start Provided material

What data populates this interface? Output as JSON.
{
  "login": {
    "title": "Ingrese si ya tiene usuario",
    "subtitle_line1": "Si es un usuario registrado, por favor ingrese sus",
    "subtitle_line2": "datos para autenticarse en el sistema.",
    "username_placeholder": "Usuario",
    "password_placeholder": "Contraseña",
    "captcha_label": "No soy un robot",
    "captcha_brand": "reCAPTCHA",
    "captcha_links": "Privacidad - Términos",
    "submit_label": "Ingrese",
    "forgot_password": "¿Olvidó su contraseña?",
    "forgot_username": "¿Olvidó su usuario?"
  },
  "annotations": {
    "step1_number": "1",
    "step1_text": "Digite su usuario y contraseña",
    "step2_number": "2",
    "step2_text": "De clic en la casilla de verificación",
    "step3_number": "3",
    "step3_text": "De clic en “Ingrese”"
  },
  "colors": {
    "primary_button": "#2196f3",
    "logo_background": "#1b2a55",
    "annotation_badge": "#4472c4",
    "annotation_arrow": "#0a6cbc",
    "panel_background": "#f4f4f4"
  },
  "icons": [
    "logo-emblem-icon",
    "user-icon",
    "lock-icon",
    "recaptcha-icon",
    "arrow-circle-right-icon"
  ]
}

end Provided material

* [Given instruction]: Transcribe each record exactly. Leave nothing out.

* [Expected answer]:
What data populates this interface? Output as JSON.
{
  "login": {
    "title": "Ingrese si ya tiene usuario",
    "subtitle_line1": "Si es un usuario registrado, por favor ingrese sus",
    "subtitle_line2": "datos para autenticarse en el sistema.",
    "username_placeholder": "Usuario",
    "password_placeholder": "Contraseña",
    "captcha_label": "No soy un robot",
    "captcha_brand": "reCAPTCHA",
    "captcha_links": "Privacidad - Términos",
    "submit_label": "Ingrese",
    "forgot_password": "¿Olvidó su contraseña?",
    "forgot_username": "¿Olvidó su usuario?"
  },
  "annotations": {
    "step1_number": "1",
    "step1_text": "Digite su usuario y contraseña",
    "step2_number": "2",
    "step2_text": "De clic en la casilla de verificación",
    "step3_number": "3",
    "step3_text": "De clic en “Ingrese”"
  },
  "colors": {
    "primary_button": "#2196f3",
    "logo_background": "#1b2a55",
    "annotation_badge": "#4472c4",
    "annotation_arrow": "#0a6cbc",
    "panel_background": "#f4f4f4"
  },
  "icons": [
    "logo-emblem-icon",
    "user-icon",
    "lock-icon",
    "recaptcha-icon",
    "arrow-circle-right-icon"
  ]
}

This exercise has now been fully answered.